▶ **CHALLENGE**:
Return all lines in the material below that contain "Program".

▶ **DATA SUPPLIED**:
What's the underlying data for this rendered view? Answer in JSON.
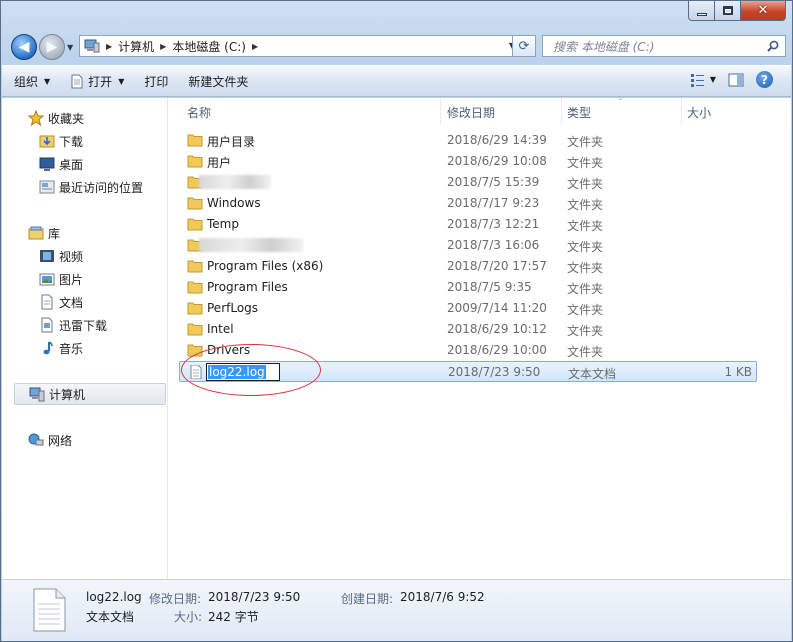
{
  "window": {
    "min_glyph": "–",
    "close_glyph": "✕"
  },
  "address": {
    "crumbs": [
      "计算机",
      "本地磁盘 (C:)"
    ],
    "search_placeholder": "搜索 本地磁盘 (C:)"
  },
  "toolbar": {
    "organize": "组织",
    "open": "打开",
    "print": "打印",
    "new_folder": "新建文件夹",
    "help": "?"
  },
  "nav": {
    "favorites": "收藏夹",
    "downloads": "下载",
    "desktop": "桌面",
    "recent": "最近访问的位置",
    "libraries": "库",
    "videos": "视频",
    "pictures": "图片",
    "documents": "文档",
    "xunlei": "迅雷下载",
    "music": "音乐",
    "computer": "计算机",
    "network": "网络"
  },
  "columns": {
    "name": "名称",
    "date": "修改日期",
    "type": "类型",
    "size": "大小"
  },
  "files": [
    {
      "name": "用户目录",
      "date": "2018/6/29 14:39",
      "type": "文件夹",
      "size": ""
    },
    {
      "name": "用户",
      "date": "2018/6/29 10:08",
      "type": "文件夹",
      "size": ""
    },
    {
      "name": "",
      "date": "2018/7/5 15:39",
      "type": "文件夹",
      "size": ""
    },
    {
      "name": "Windows",
      "date": "2018/7/17 9:23",
      "type": "文件夹",
      "size": ""
    },
    {
      "name": "Temp",
      "date": "2018/7/3 12:21",
      "type": "文件夹",
      "size": ""
    },
    {
      "name": "",
      "date": "2018/7/3 16:06",
      "type": "文件夹",
      "size": ""
    },
    {
      "name": "Program Files (x86)",
      "date": "2018/7/20 17:57",
      "type": "文件夹",
      "size": ""
    },
    {
      "name": "Program Files",
      "date": "2018/7/5 9:35",
      "type": "文件夹",
      "size": ""
    },
    {
      "name": "PerfLogs",
      "date": "2009/7/14 11:20",
      "type": "文件夹",
      "size": ""
    },
    {
      "name": "Intel",
      "date": "2018/6/29 10:12",
      "type": "文件夹",
      "size": ""
    },
    {
      "name": "Drivers",
      "date": "2018/6/29 10:00",
      "type": "文件夹",
      "size": ""
    },
    {
      "name": "log22.log",
      "date": "2018/7/23 9:50",
      "type": "文本文档",
      "size": "1 KB"
    }
  ],
  "details": {
    "filename": "log22.log",
    "filetype": "文本文档",
    "modified_label": "修改日期:",
    "modified_value": "2018/7/23 9:50",
    "created_label": "创建日期:",
    "created_value": "2018/7/6 9:52",
    "size_label": "大小:",
    "size_value": "242 字节"
  }
}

▶ **SOLUTION TO THE EXERCISE**:
      "name": "Program Files (x86)",
      "name": "Program Files",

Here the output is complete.